> Problem:
Repeat every line of the listing below exactly, minus the pictures.

(Dataset rows about figures)
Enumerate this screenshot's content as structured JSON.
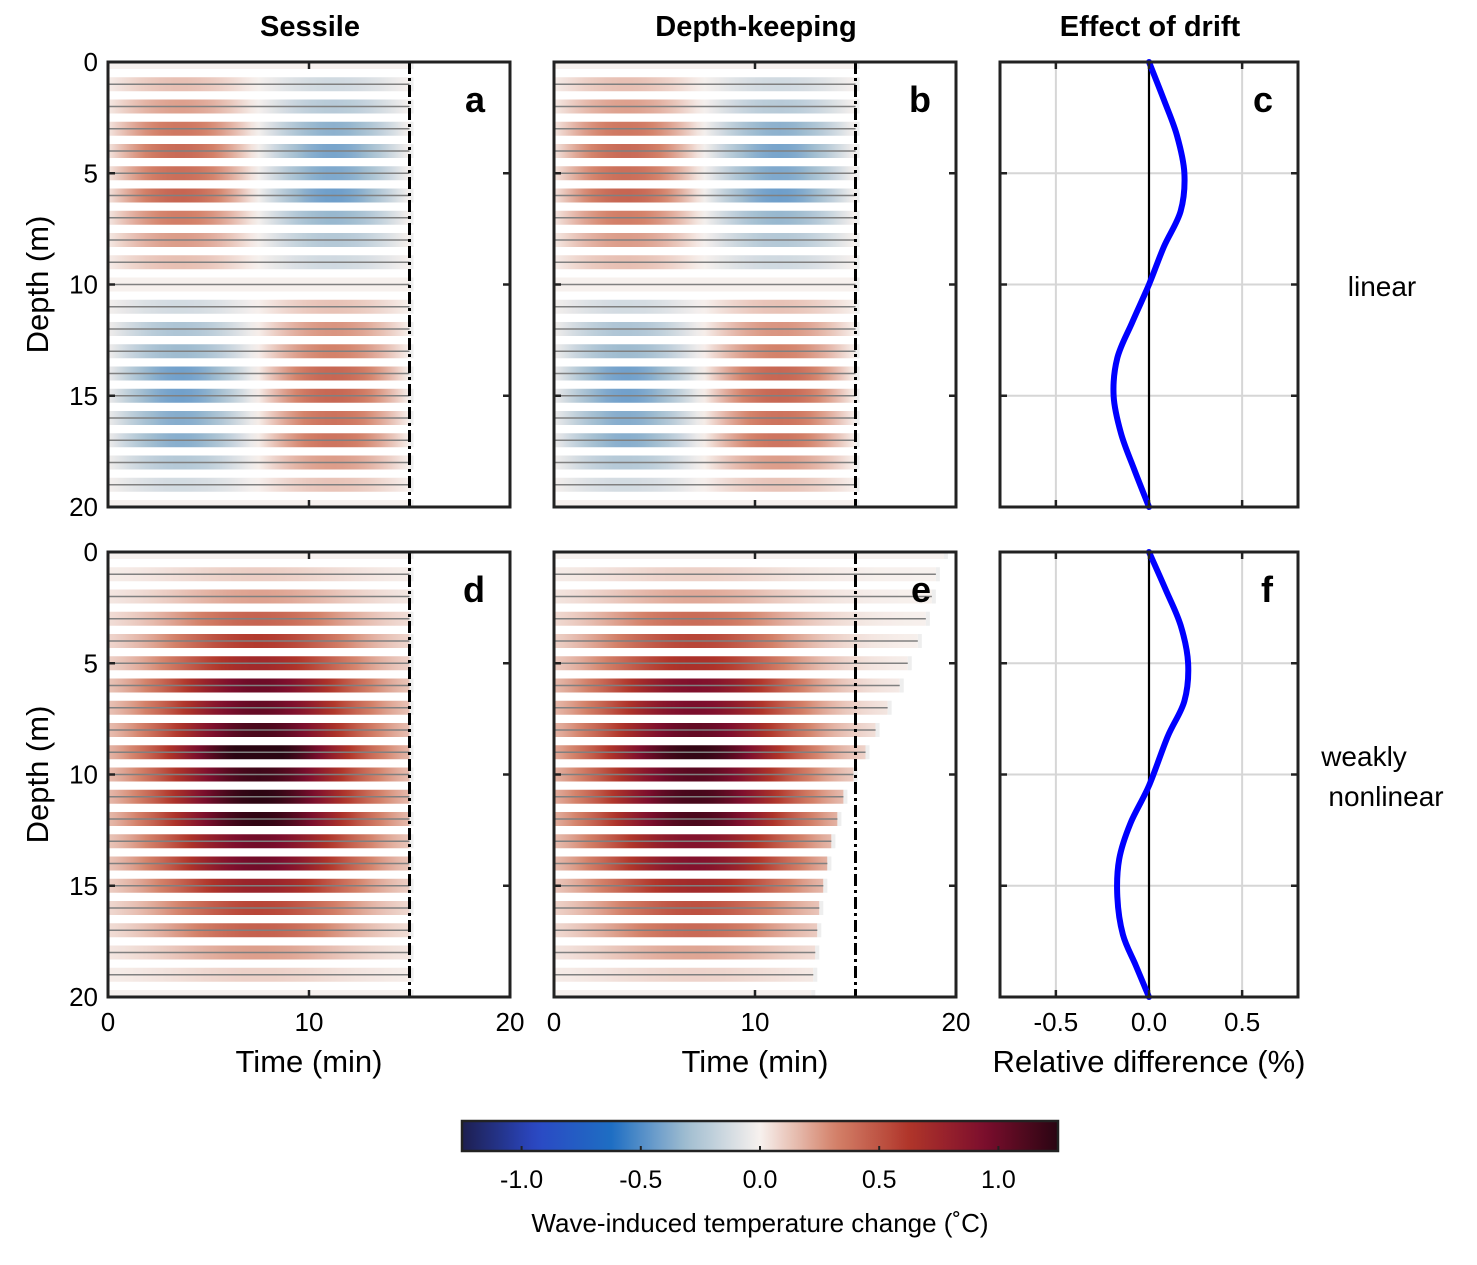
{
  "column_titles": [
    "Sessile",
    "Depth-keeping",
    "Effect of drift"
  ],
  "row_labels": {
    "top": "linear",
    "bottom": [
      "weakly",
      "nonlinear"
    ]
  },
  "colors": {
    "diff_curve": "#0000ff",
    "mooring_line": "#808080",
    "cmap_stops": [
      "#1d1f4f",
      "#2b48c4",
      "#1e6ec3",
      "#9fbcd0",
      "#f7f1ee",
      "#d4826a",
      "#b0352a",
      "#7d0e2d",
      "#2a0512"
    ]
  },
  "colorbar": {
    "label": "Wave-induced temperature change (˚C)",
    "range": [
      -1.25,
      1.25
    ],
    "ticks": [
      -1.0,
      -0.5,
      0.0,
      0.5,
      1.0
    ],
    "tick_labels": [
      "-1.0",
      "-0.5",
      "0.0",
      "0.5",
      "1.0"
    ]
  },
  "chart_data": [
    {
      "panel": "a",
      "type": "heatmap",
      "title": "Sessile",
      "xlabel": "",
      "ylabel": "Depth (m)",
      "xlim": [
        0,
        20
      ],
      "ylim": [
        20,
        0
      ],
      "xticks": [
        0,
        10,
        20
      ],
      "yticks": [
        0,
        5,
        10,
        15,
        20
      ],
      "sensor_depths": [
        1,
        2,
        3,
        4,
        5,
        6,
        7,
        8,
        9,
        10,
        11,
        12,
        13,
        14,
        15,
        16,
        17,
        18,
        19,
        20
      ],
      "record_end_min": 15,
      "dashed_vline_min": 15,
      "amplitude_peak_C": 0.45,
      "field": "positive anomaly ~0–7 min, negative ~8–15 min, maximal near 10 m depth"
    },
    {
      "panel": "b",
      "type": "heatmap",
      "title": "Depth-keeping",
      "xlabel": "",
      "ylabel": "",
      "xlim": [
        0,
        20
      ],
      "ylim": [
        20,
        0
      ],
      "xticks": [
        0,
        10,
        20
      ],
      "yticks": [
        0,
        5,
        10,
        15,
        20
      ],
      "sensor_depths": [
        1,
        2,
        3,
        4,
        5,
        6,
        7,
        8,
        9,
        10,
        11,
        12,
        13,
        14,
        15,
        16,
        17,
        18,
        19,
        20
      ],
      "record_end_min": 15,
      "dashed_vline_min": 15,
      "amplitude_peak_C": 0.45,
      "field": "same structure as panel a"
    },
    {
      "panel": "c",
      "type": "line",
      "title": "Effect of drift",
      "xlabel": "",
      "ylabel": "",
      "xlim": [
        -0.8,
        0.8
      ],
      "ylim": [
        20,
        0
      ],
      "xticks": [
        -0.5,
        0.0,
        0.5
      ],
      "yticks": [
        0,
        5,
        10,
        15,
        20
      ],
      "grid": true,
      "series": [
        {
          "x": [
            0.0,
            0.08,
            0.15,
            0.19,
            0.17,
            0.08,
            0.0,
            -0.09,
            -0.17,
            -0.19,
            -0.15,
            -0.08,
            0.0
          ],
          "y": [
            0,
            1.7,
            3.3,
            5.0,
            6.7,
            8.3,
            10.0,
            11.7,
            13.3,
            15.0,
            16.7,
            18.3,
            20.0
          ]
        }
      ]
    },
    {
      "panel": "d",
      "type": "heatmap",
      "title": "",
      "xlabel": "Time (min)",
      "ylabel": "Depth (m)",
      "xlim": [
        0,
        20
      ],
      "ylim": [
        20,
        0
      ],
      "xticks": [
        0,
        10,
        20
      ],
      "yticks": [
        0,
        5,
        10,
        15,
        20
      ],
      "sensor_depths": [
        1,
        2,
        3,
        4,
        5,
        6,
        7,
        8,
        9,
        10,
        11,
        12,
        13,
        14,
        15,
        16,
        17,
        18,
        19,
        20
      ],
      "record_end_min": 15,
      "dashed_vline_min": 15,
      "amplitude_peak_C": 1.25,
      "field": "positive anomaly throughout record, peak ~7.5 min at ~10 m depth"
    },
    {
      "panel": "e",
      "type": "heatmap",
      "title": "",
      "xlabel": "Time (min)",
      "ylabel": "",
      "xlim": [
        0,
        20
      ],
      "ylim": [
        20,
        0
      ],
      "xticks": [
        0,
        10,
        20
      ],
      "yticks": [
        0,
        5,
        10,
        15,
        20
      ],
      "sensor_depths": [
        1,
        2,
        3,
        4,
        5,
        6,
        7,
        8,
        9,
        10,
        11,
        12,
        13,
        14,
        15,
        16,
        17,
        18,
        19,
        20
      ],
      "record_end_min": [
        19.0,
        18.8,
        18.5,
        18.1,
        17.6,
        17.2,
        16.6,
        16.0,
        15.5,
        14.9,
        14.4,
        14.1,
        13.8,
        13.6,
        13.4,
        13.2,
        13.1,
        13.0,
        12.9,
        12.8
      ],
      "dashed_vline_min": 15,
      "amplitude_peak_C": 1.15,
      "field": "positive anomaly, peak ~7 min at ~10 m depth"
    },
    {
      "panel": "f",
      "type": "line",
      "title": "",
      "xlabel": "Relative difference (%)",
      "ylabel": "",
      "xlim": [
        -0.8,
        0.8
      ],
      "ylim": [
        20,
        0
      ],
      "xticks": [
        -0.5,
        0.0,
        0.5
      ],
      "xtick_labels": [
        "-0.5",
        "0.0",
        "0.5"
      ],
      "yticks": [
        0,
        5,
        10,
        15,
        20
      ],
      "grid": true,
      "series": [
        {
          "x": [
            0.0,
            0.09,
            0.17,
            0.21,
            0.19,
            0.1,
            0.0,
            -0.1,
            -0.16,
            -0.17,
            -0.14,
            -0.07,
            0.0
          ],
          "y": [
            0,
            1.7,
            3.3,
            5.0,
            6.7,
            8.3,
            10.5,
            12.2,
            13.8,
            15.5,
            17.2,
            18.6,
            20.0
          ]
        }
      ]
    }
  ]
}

> Correct result:
Enumerate this screenshot's content as structured JSON.
{
  "column_titles": [
    "Sessile",
    "Depth-keeping",
    "Effect of drift"
  ],
  "row_labels": {
    "top": "linear",
    "bottom": [
      "weakly",
      "nonlinear"
    ]
  },
  "colors": {
    "diff_curve": "#0000ff",
    "mooring_line": "#808080",
    "cmap_stops": [
      "#1d1f4f",
      "#2b48c4",
      "#1e6ec3",
      "#9fbcd0",
      "#f7f1ee",
      "#d4826a",
      "#b0352a",
      "#7d0e2d",
      "#2a0512"
    ]
  },
  "colorbar": {
    "label": "Wave-induced temperature change (˚C)",
    "range": [
      -1.25,
      1.25
    ],
    "ticks": [
      -1.0,
      -0.5,
      0.0,
      0.5,
      1.0
    ],
    "tick_labels": [
      "-1.0",
      "-0.5",
      "0.0",
      "0.5",
      "1.0"
    ]
  },
  "chart_data": [
    {
      "panel": "a",
      "type": "heatmap",
      "title": "Sessile",
      "xlabel": "",
      "ylabel": "Depth (m)",
      "xlim": [
        0,
        20
      ],
      "ylim": [
        20,
        0
      ],
      "xticks": [
        0,
        10,
        20
      ],
      "yticks": [
        0,
        5,
        10,
        15,
        20
      ],
      "sensor_depths": [
        1,
        2,
        3,
        4,
        5,
        6,
        7,
        8,
        9,
        10,
        11,
        12,
        13,
        14,
        15,
        16,
        17,
        18,
        19,
        20
      ],
      "record_end_min": 15,
      "dashed_vline_min": 15,
      "amplitude_peak_C": 0.45,
      "field": "positive anomaly ~0–7 min, negative ~8–15 min, maximal near 10 m depth"
    },
    {
      "panel": "b",
      "type": "heatmap",
      "title": "Depth-keeping",
      "xlabel": "",
      "ylabel": "",
      "xlim": [
        0,
        20
      ],
      "ylim": [
        20,
        0
      ],
      "xticks": [
        0,
        10,
        20
      ],
      "yticks": [
        0,
        5,
        10,
        15,
        20
      ],
      "sensor_depths": [
        1,
        2,
        3,
        4,
        5,
        6,
        7,
        8,
        9,
        10,
        11,
        12,
        13,
        14,
        15,
        16,
        17,
        18,
        19,
        20
      ],
      "record_end_min": 15,
      "dashed_vline_min": 15,
      "amplitude_peak_C": 0.45,
      "field": "same structure as panel a"
    },
    {
      "panel": "c",
      "type": "line",
      "title": "Effect of drift",
      "xlabel": "",
      "ylabel": "",
      "xlim": [
        -0.8,
        0.8
      ],
      "ylim": [
        20,
        0
      ],
      "xticks": [
        -0.5,
        0.0,
        0.5
      ],
      "yticks": [
        0,
        5,
        10,
        15,
        20
      ],
      "grid": true,
      "series": [
        {
          "x": [
            0.0,
            0.08,
            0.15,
            0.19,
            0.17,
            0.08,
            0.0,
            -0.09,
            -0.17,
            -0.19,
            -0.15,
            -0.08,
            0.0
          ],
          "y": [
            0,
            1.7,
            3.3,
            5.0,
            6.7,
            8.3,
            10.0,
            11.7,
            13.3,
            15.0,
            16.7,
            18.3,
            20.0
          ]
        }
      ]
    },
    {
      "panel": "d",
      "type": "heatmap",
      "title": "",
      "xlabel": "Time (min)",
      "ylabel": "Depth (m)",
      "xlim": [
        0,
        20
      ],
      "ylim": [
        20,
        0
      ],
      "xticks": [
        0,
        10,
        20
      ],
      "yticks": [
        0,
        5,
        10,
        15,
        20
      ],
      "sensor_depths": [
        1,
        2,
        3,
        4,
        5,
        6,
        7,
        8,
        9,
        10,
        11,
        12,
        13,
        14,
        15,
        16,
        17,
        18,
        19,
        20
      ],
      "record_end_min": 15,
      "dashed_vline_min": 15,
      "amplitude_peak_C": 1.25,
      "field": "positive anomaly throughout record, peak ~7.5 min at ~10 m depth"
    },
    {
      "panel": "e",
      "type": "heatmap",
      "title": "",
      "xlabel": "Time (min)",
      "ylabel": "",
      "xlim": [
        0,
        20
      ],
      "ylim": [
        20,
        0
      ],
      "xticks": [
        0,
        10,
        20
      ],
      "yticks": [
        0,
        5,
        10,
        15,
        20
      ],
      "sensor_depths": [
        1,
        2,
        3,
        4,
        5,
        6,
        7,
        8,
        9,
        10,
        11,
        12,
        13,
        14,
        15,
        16,
        17,
        18,
        19,
        20
      ],
      "record_end_min": [
        19.0,
        18.8,
        18.5,
        18.1,
        17.6,
        17.2,
        16.6,
        16.0,
        15.5,
        14.9,
        14.4,
        14.1,
        13.8,
        13.6,
        13.4,
        13.2,
        13.1,
        13.0,
        12.9,
        12.8
      ],
      "dashed_vline_min": 15,
      "amplitude_peak_C": 1.15,
      "field": "positive anomaly, peak ~7 min at ~10 m depth"
    },
    {
      "panel": "f",
      "type": "line",
      "title": "",
      "xlabel": "Relative difference (%)",
      "ylabel": "",
      "xlim": [
        -0.8,
        0.8
      ],
      "ylim": [
        20,
        0
      ],
      "xticks": [
        -0.5,
        0.0,
        0.5
      ],
      "xtick_labels": [
        "-0.5",
        "0.0",
        "0.5"
      ],
      "yticks": [
        0,
        5,
        10,
        15,
        20
      ],
      "grid": true,
      "series": [
        {
          "x": [
            0.0,
            0.09,
            0.17,
            0.21,
            0.19,
            0.1,
            0.0,
            -0.1,
            -0.16,
            -0.17,
            -0.14,
            -0.07,
            0.0
          ],
          "y": [
            0,
            1.7,
            3.3,
            5.0,
            6.7,
            8.3,
            10.5,
            12.2,
            13.8,
            15.5,
            17.2,
            18.6,
            20.0
          ]
        }
      ]
    }
  ]
}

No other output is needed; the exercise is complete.